__Aim of the exercise__: Nothing should be left out: output all of the entries exactly.
┌─ Listing
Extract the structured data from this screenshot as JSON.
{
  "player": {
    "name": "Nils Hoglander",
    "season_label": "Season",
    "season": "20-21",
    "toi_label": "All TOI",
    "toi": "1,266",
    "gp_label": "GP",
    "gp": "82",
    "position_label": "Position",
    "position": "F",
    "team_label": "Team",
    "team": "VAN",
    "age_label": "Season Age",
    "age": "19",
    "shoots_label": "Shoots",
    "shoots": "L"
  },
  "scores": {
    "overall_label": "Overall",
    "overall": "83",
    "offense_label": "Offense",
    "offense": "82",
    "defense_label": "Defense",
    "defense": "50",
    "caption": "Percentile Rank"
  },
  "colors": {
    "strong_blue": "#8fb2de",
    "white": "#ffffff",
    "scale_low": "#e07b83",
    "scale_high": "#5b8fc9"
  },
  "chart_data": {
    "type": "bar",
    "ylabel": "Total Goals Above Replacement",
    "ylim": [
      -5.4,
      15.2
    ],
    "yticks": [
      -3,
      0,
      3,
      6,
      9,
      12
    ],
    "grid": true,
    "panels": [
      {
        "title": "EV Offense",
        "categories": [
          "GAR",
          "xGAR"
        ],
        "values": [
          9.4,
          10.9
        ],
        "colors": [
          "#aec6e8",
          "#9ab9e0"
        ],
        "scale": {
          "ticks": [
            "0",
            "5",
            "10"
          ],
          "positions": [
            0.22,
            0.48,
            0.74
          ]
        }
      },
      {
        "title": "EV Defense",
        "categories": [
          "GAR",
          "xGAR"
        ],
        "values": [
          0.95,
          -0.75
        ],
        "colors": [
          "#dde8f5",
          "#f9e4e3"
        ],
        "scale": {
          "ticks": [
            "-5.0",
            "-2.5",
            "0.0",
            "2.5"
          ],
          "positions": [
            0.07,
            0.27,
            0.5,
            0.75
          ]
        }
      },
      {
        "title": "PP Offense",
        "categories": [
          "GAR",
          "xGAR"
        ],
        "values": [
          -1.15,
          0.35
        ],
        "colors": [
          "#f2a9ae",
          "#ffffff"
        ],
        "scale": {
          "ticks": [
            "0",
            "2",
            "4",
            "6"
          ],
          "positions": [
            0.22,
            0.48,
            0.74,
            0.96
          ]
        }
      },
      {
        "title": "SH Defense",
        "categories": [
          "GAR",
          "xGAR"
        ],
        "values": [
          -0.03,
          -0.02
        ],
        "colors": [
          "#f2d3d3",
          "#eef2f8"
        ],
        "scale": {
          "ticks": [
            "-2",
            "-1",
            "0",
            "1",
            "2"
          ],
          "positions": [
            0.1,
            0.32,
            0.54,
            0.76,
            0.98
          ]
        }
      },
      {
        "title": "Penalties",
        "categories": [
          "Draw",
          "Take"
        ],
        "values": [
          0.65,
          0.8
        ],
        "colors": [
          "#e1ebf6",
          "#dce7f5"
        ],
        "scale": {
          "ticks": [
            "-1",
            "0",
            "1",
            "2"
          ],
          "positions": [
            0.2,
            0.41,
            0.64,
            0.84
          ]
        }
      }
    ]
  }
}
└─
__Full output__:
Extract the structured data from this screenshot as JSON.
{
  "player": {
    "name": "Nils Hoglander",
    "season_label": "Season",
    "season": "20-21",
    "toi_label": "All TOI",
    "toi": "1,266",
    "gp_label": "GP",
    "gp": "82",
    "position_label": "Position",
    "position": "F",
    "team_label": "Team",
    "team": "VAN",
    "age_label": "Season Age",
    "age": "19",
    "shoots_label": "Shoots",
    "shoots": "L"
  },
  "scores": {
    "overall_label": "Overall",
    "overall": "83",
    "offense_label": "Offense",
    "offense": "82",
    "defense_label": "Defense",
    "defense": "50",
    "caption": "Percentile Rank"
  },
  "colors": {
    "strong_blue": "#8fb2de",
    "white": "#ffffff",
    "scale_low": "#e07b83",
    "scale_high": "#5b8fc9"
  },
  "chart_data": {
    "type": "bar",
    "ylabel": "Total Goals Above Replacement",
    "ylim": [
      -5.4,
      15.2
    ],
    "yticks": [
      -3,
      0,
      3,
      6,
      9,
      12
    ],
    "grid": true,
    "panels": [
      {
        "title": "EV Offense",
        "categories": [
          "GAR",
          "xGAR"
        ],
        "values": [
          9.4,
          10.9
        ],
        "colors": [
          "#aec6e8",
          "#9ab9e0"
        ],
        "scale": {
          "ticks": [
            "0",
            "5",
            "10"
          ],
          "positions": [
            0.22,
            0.48,
            0.74
          ]
        }
      },
      {
        "title": "EV Defense",
        "categories": [
          "GAR",
          "xGAR"
        ],
        "values": [
          0.95,
          -0.75
        ],
        "colors": [
          "#dde8f5",
          "#f9e4e3"
        ],
        "scale": {
          "ticks": [
            "-5.0",
            "-2.5",
            "0.0",
            "2.5"
          ],
          "positions": [
            0.07,
            0.27,
            0.5,
            0.75
          ]
        }
      },
      {
        "title": "PP Offense",
        "categories": [
          "GAR",
          "xGAR"
        ],
        "values": [
          -1.15,
          0.35
        ],
        "colors": [
          "#f2a9ae",
          "#ffffff"
        ],
        "scale": {
          "ticks": [
            "0",
            "2",
            "4",
            "6"
          ],
          "positions": [
            0.22,
            0.48,
            0.74,
            0.96
          ]
        }
      },
      {
        "title": "SH Defense",
        "categories": [
          "GAR",
          "xGAR"
        ],
        "values": [
          -0.03,
          -0.02
        ],
        "colors": [
          "#f2d3d3",
          "#eef2f8"
        ],
        "scale": {
          "ticks": [
            "-2",
            "-1",
            "0",
            "1",
            "2"
          ],
          "positions": [
            0.1,
            0.32,
            0.54,
            0.76,
            0.98
          ]
        }
      },
      {
        "title": "Penalties",
        "categories": [
          "Draw",
          "Take"
        ],
        "values": [
          0.65,
          0.8
        ],
        "colors": [
          "#e1ebf6",
          "#dce7f5"
        ],
        "scale": {
          "ticks": [
            "-1",
            "0",
            "1",
            "2"
          ],
          "positions": [
            0.2,
            0.41,
            0.64,
            0.84
          ]
        }
      }
    ]
  }
}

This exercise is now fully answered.